Task description ->
Transcribe the tail of the listing: start at the line containing "Give me a plain-text" and stop after the last line, keeping every character as is and adding nothing.

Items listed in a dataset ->
****
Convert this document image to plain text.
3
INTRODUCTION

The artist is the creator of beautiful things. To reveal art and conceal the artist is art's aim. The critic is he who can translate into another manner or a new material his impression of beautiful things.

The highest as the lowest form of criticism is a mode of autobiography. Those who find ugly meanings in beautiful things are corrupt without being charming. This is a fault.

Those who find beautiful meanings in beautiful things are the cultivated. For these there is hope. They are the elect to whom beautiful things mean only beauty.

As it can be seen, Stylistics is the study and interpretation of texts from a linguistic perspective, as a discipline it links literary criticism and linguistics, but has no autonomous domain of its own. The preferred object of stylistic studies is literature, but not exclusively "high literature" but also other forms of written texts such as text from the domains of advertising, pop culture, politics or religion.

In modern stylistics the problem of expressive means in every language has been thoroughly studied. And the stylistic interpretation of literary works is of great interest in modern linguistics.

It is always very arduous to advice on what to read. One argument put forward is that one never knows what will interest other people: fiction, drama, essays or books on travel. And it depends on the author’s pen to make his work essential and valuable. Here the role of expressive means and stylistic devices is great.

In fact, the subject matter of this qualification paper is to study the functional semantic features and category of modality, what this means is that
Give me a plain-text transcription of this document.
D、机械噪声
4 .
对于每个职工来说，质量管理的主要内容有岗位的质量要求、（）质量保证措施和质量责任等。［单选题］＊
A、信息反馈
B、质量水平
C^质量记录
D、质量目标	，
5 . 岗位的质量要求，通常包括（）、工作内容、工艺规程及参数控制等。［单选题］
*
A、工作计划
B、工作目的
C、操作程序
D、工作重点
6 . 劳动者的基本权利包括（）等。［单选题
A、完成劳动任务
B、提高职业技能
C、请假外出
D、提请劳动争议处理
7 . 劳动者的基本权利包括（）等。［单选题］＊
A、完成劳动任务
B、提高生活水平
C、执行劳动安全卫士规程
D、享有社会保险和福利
****
Exercise response ->
Give me a plain-text transcription of this document.
D、机械噪声
4 .
对于每个职工来说，质量管理的主要内容有岗位的质量要求、（）质量保证措施和质量责任等。［单选题］＊
A、信息反馈
B、质量水平
C^质量记录
D、质量目标	，
5 . 岗位的质量要求，通常包括（）、工作内容、工艺规程及参数控制等。［单选题］
*
A、工作计划
B、工作目的
C、操作程序
D、工作重点
6 . 劳动者的基本权利包括（）等。［单选题
A、完成劳动任务
B、提高职业技能
C、请假外出
D、提请劳动争议处理
7 . 劳动者的基本权利包括（）等。［单选题］＊
A、完成劳动任务
B、提高生活水平
C、执行劳动安全卫士规程
D、享有社会保险和福利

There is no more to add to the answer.